Data excerpts
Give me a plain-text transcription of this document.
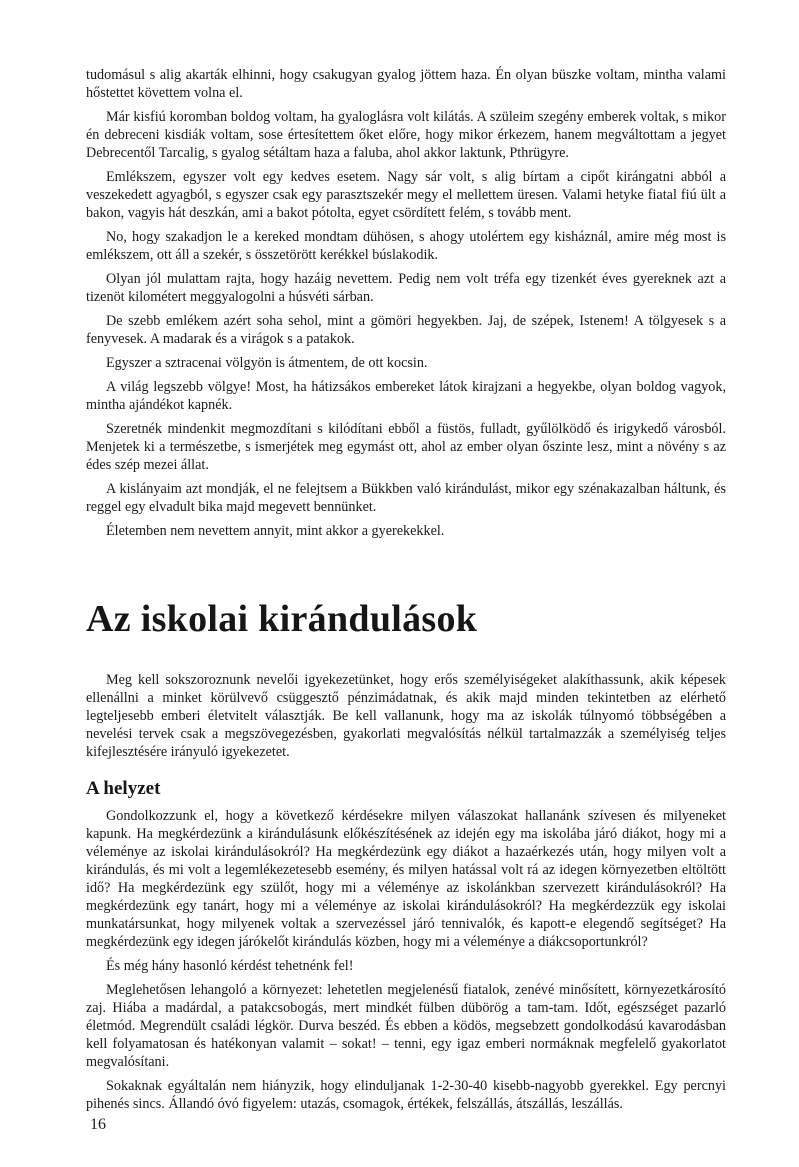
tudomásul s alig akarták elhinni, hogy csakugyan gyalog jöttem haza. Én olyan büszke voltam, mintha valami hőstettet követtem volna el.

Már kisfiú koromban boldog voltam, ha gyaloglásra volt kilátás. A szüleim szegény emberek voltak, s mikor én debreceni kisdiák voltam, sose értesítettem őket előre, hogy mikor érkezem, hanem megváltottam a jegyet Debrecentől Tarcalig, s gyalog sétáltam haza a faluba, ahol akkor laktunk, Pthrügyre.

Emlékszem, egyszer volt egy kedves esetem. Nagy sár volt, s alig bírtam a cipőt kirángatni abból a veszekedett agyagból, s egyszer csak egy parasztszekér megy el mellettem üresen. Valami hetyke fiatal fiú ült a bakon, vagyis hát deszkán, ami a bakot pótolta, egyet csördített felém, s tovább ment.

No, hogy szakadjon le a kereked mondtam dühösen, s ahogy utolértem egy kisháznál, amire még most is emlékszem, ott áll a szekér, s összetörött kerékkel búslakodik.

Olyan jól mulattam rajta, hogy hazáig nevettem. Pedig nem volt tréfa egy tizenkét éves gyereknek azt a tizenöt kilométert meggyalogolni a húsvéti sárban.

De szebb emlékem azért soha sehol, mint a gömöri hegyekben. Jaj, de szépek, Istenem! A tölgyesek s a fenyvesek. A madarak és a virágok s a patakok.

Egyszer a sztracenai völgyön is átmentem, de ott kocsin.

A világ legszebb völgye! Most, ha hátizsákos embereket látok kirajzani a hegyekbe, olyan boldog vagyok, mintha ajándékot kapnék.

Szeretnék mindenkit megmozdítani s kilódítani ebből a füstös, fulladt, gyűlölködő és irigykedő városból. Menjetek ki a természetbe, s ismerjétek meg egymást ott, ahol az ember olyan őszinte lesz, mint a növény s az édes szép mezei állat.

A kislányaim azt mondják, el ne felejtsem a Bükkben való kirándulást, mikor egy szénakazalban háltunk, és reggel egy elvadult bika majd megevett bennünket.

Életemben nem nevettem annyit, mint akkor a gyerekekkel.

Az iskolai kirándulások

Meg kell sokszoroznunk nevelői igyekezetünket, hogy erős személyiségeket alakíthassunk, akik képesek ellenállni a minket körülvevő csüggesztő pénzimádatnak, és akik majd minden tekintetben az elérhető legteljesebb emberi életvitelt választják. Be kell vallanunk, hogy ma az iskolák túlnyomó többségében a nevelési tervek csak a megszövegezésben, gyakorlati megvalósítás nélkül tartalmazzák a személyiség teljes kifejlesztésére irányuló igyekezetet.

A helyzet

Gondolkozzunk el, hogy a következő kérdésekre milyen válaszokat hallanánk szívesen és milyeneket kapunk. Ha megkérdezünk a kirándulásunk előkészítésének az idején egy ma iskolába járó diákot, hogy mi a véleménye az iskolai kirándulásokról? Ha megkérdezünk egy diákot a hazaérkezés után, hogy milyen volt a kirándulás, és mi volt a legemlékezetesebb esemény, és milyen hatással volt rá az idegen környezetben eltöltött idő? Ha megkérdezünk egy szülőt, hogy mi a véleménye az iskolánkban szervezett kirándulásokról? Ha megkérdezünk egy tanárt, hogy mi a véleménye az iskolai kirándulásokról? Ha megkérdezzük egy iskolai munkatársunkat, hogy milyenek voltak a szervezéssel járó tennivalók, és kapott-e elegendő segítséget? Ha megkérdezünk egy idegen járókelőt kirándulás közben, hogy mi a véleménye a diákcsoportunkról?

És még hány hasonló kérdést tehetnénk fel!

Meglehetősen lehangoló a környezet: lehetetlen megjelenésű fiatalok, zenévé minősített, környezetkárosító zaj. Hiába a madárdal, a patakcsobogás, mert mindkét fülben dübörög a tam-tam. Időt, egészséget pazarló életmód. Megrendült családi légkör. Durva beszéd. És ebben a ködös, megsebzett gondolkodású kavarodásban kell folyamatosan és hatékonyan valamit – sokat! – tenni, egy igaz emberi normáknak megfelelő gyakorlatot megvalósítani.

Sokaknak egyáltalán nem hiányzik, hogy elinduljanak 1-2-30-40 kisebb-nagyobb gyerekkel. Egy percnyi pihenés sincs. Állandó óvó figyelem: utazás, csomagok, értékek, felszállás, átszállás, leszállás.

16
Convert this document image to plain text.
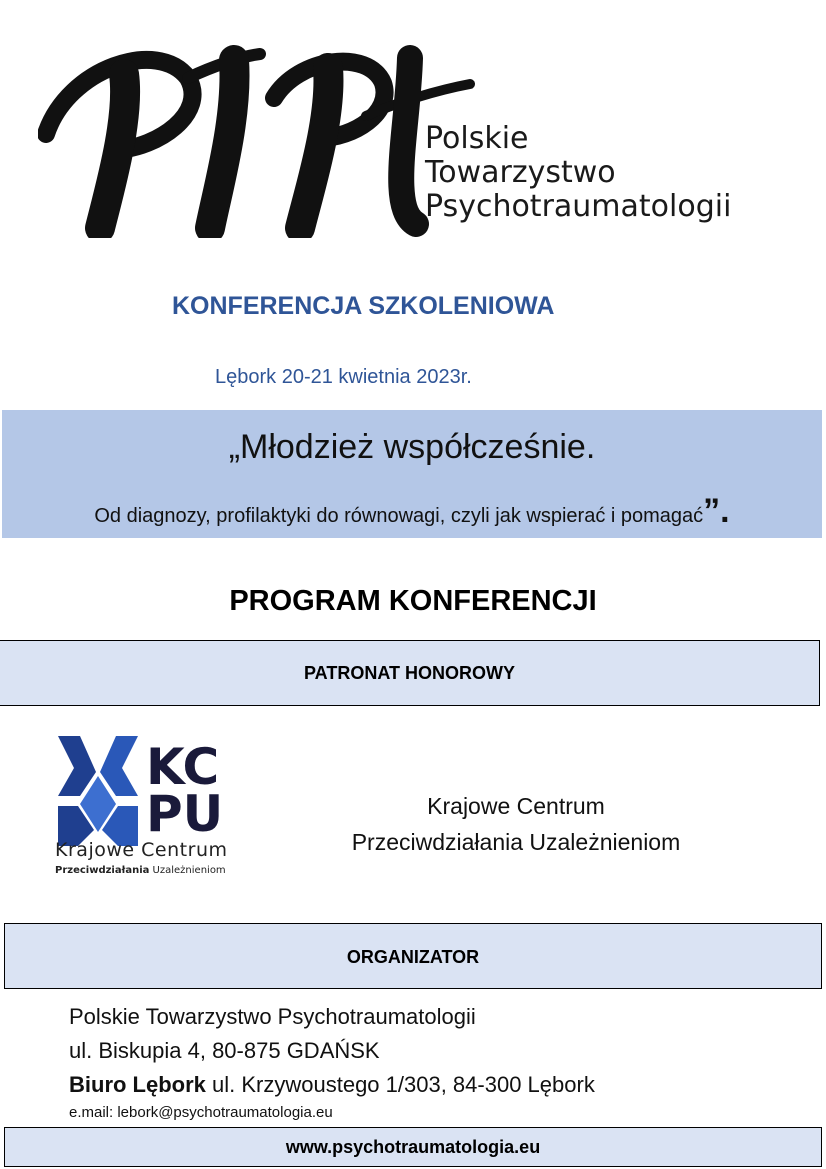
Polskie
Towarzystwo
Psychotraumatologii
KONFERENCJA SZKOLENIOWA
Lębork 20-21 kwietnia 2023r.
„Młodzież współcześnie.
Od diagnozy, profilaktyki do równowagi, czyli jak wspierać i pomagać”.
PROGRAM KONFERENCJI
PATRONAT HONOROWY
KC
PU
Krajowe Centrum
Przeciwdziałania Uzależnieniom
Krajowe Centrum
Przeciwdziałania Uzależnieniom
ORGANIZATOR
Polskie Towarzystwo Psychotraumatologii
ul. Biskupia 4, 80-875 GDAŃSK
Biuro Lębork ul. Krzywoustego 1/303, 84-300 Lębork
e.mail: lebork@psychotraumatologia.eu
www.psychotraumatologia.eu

#### Brief
Quote the material in full and exactly; do not carry over its pictures.

#### Finished answer
Give me a plain-text transcription of this document.
tudomásul s alig akarták elhinni, hogy csakugyan gyalog jöttem haza. Én olyan büszke voltam, mintha valami hőstettet követtem volna el.

Már kisfiú koromban boldog voltam, ha gyaloglásra volt kilátás. A szüleim szegény emberek voltak, s mikor én debreceni kisdiák voltam, sose értesítettem őket előre, hogy mikor érkezem, hanem megváltottam a jegyet Debrecentől Tarcalig, s gyalog sétáltam haza a faluba, ahol akkor laktunk, Pthrügyre.

Emlékszem, egyszer volt egy kedves esetem. Nagy sár volt, s alig bírtam a cipőt kirángatni abból a veszekedett agyagból, s egyszer csak egy parasztszekér megy el mellettem üresen. Valami hetyke fiatal fiú ült a bakon, vagyis hát deszkán, ami a bakot pótolta, egyet csördített felém, s tovább ment.

No, hogy szakadjon le a kereked mondtam dühösen, s ahogy utolértem egy kisháznál, amire még most is emlékszem, ott áll a szekér, s összetörött kerékkel búslakodik.

Olyan jól mulattam rajta, hogy hazáig nevettem. Pedig nem volt tréfa egy tizenkét éves gyereknek azt a tizenöt kilométert meggyalogolni a húsvéti sárban.

De szebb emlékem azért soha sehol, mint a gömöri hegyekben. Jaj, de szépek, Istenem! A tölgyesek s a fenyvesek. A madarak és a virágok s a patakok.

Egyszer a sztracenai völgyön is átmentem, de ott kocsin.

A világ legszebb völgye! Most, ha hátizsákos embereket látok kirajzani a hegyekbe, olyan boldog vagyok, mintha ajándékot kapnék.

Szeretnék mindenkit megmozdítani s kilódítani ebből a füstös, fulladt, gyűlölködő és irigykedő városból. Menjetek ki a természetbe, s ismerjétek meg egymást ott, ahol az ember olyan őszinte lesz, mint a növény s az édes szép mezei állat.

A kislányaim azt mondják, el ne felejtsem a Bükkben való kirándulást, mikor egy szénakazalban háltunk, és reggel egy elvadult bika majd megevett bennünket.

Életemben nem nevettem annyit, mint akkor a gyerekekkel.

Az iskolai kirándulások

Meg kell sokszoroznunk nevelői igyekezetünket, hogy erős személyiségeket alakíthassunk, akik képesek ellenállni a minket körülvevő csüggesztő pénzimádatnak, és akik majd minden tekintetben az elérhető legteljesebb emberi életvitelt választják. Be kell vallanunk, hogy ma az iskolák túlnyomó többségében a nevelési tervek csak a megszövegezésben, gyakorlati megvalósítás nélkül tartalmazzák a személyiség teljes kifejlesztésére irányuló igyekezetet.

A helyzet

Gondolkozzunk el, hogy a következő kérdésekre milyen válaszokat hallanánk szívesen és milyeneket kapunk. Ha megkérdezünk a kirándulásunk előkészítésének az idején egy ma iskolába járó diákot, hogy mi a véleménye az iskolai kirándulásokról? Ha megkérdezünk egy diákot a hazaérkezés után, hogy milyen volt a kirándulás, és mi volt a legemlékezetesebb esemény, és milyen hatással volt rá az idegen környezetben eltöltött idő? Ha megkérdezünk egy szülőt, hogy mi a véleménye az iskolánkban szervezett kirándulásokról? Ha megkérdezünk egy tanárt, hogy mi a véleménye az iskolai kirándulásokról? Ha megkérdezzük egy iskolai munkatársunkat, hogy milyenek voltak a szervezéssel járó tennivalók, és kapott-e elegendő segítséget? Ha megkérdezünk egy idegen járókelőt kirándulás közben, hogy mi a véleménye a diákcsoportunkról?

És még hány hasonló kérdést tehetnénk fel!

Meglehetősen lehangoló a környezet: lehetetlen megjelenésű fiatalok, zenévé minősített, környezetkárosító zaj. Hiába a madárdal, a patakcsobogás, mert mindkét fülben dübörög a tam-tam. Időt, egészséget pazarló életmód. Megrendült családi légkör. Durva beszéd. És ebben a ködös, megsebzett gondolkodású kavarodásban kell folyamatosan és hatékonyan valamit – sokat! – tenni, egy igaz emberi normáknak megfelelő gyakorlatot megvalósítani.

Sokaknak egyáltalán nem hiányzik, hogy elinduljanak 1-2-30-40 kisebb-nagyobb gyerekkel. Egy percnyi pihenés sincs. Állandó óvó figyelem: utazás, csomagok, értékek, felszállás, átszállás, leszállás.

16
Convert this document image to plain text.
Polskie
Towarzystwo
Psychotraumatologii
KONFERENCJA SZKOLENIOWA
Lębork 20-21 kwietnia 2023r.
„Młodzież współcześnie.
Od diagnozy, profilaktyki do równowagi, czyli jak wspierać i pomagać”.
PROGRAM KONFERENCJI
PATRONAT HONOROWY
KC
PU
Krajowe Centrum
Przeciwdziałania Uzależnieniom
Krajowe Centrum
Przeciwdziałania Uzależnieniom
ORGANIZATOR
Polskie Towarzystwo Psychotraumatologii
ul. Biskupia 4, 80-875 GDAŃSK
Biuro Lębork ul. Krzywoustego 1/303, 84-300 Lębork
e.mail: lebork@psychotraumatologia.eu
www.psychotraumatologia.eu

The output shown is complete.